→ Listed entries:
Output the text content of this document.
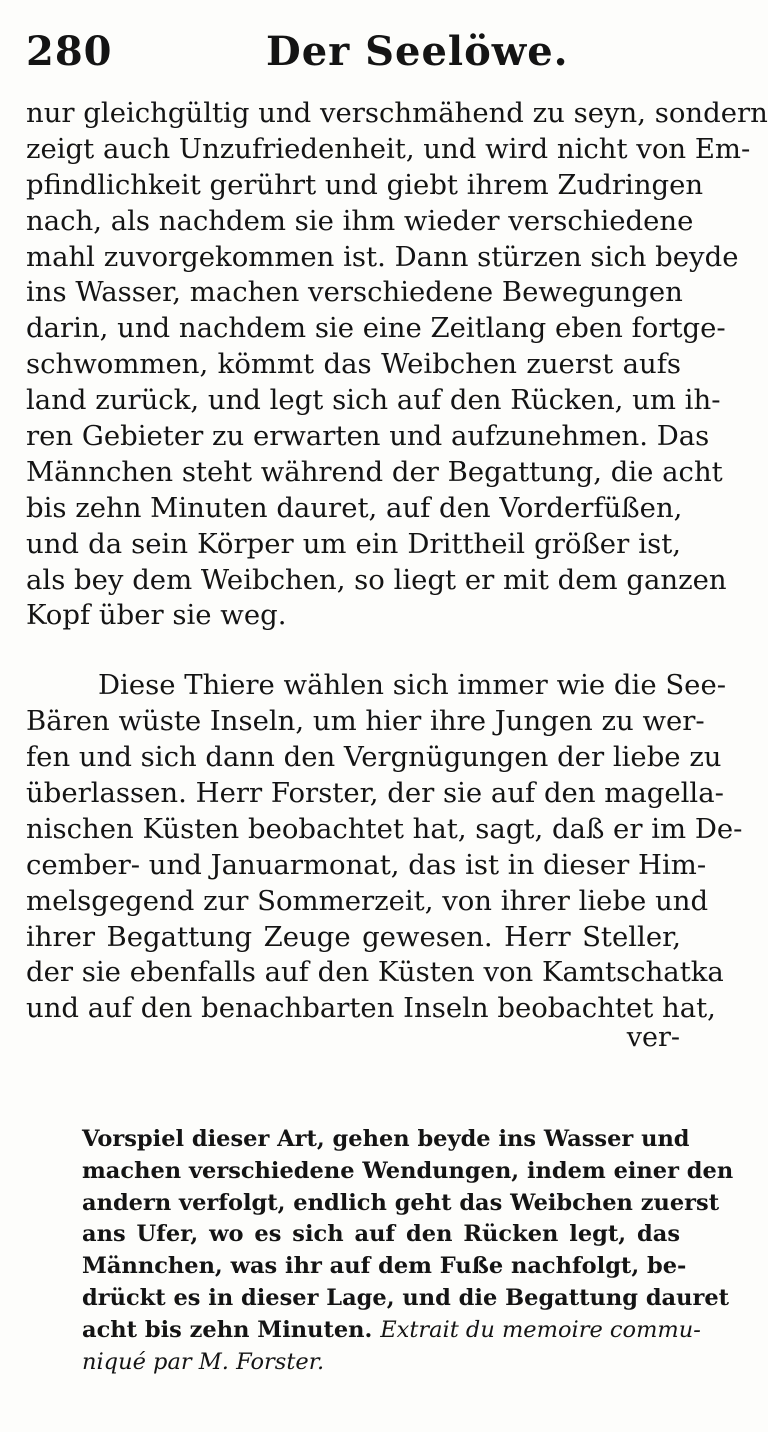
280	Der Seelöwe.
nur gleichgültig und verschmähend zu seyn, sondern
zeigt auch Unzufriedenheit, und wird nicht von Em-
pfindlichkeit gerührt und giebt ihrem Zudringen
nach, als nachdem sie ihm wieder verschiedene
mahl zuvorgekommen ist. Dann stürzen sich beyde
ins Wasser, machen verschiedene Bewegungen
darin, und nachdem sie eine Zeitlang eben fortge-
schwommen, kömmt das Weibchen zuerst aufs
land zurück, und legt sich auf den Rücken, um ih-
ren Gebieter zu erwarten und aufzunehmen. Das
Männchen steht während der Begattung, die acht
bis zehn Minuten dauret, auf den Vorderfüßen,
und da sein Körper um ein Drittheil größer ist,
als bey dem Weibchen, so liegt er mit dem ganzen
Kopf über sie weg.
Diese Thiere wählen sich immer wie die See-
Bären wüste Inseln, um hier ihre Jungen zu wer-
fen und sich dann den Vergnügungen der liebe zu
überlassen. Herr Forster, der sie auf den magella-
nischen Küsten beobachtet hat, sagt, daß er im De-
cember- und Januarmonat, das ist in dieser Him-
melsgegend zur Sommerzeit, von ihrer liebe und
ihrer Begattung Zeuge gewesen. Herr Steller,
der sie ebenfalls auf den Küsten von Kamtschatka
und auf den benachbarten Inseln beobachtet hat,
ver-
Vorspiel dieser Art, gehen beyde ins Wasser und
machen verschiedene Wendungen, indem einer den
andern verfolgt, endlich geht das Weibchen zuerst
ans Ufer, wo es sich auf den Rücken legt, das
Männchen, was ihr auf dem Fuße nachfolgt, be-
drückt es in dieser Lage, und die Begattung dauret
acht bis zehn Minuten. Extrait du memoire commu-
niqué par M. Forster.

→ Problem details: Write out each entry exactly as given, omitting any picture.

→ Result of the exercise:
Output the text content of this document.
280	Der Seelöwe.
nur gleichgültig und verschmähend zu seyn, sondern
zeigt auch Unzufriedenheit, und wird nicht von Em-
pfindlichkeit gerührt und giebt ihrem Zudringen
nach, als nachdem sie ihm wieder verschiedene
mahl zuvorgekommen ist. Dann stürzen sich beyde
ins Wasser, machen verschiedene Bewegungen
darin, und nachdem sie eine Zeitlang eben fortge-
schwommen, kömmt das Weibchen zuerst aufs
land zurück, und legt sich auf den Rücken, um ih-
ren Gebieter zu erwarten und aufzunehmen. Das
Männchen steht während der Begattung, die acht
bis zehn Minuten dauret, auf den Vorderfüßen,
und da sein Körper um ein Drittheil größer ist,
als bey dem Weibchen, so liegt er mit dem ganzen
Kopf über sie weg.
Diese Thiere wählen sich immer wie die See-
Bären wüste Inseln, um hier ihre Jungen zu wer-
fen und sich dann den Vergnügungen der liebe zu
überlassen. Herr Forster, der sie auf den magella-
nischen Küsten beobachtet hat, sagt, daß er im De-
cember- und Januarmonat, das ist in dieser Him-
melsgegend zur Sommerzeit, von ihrer liebe und
ihrer Begattung Zeuge gewesen. Herr Steller,
der sie ebenfalls auf den Küsten von Kamtschatka
und auf den benachbarten Inseln beobachtet hat,
ver-
Vorspiel dieser Art, gehen beyde ins Wasser und
machen verschiedene Wendungen, indem einer den
andern verfolgt, endlich geht das Weibchen zuerst
ans Ufer, wo es sich auf den Rücken legt, das
Männchen, was ihr auf dem Fuße nachfolgt, be-
drückt es in dieser Lage, und die Begattung dauret
acht bis zehn Minuten. Extrait du memoire commu-
niqué par M. Forster.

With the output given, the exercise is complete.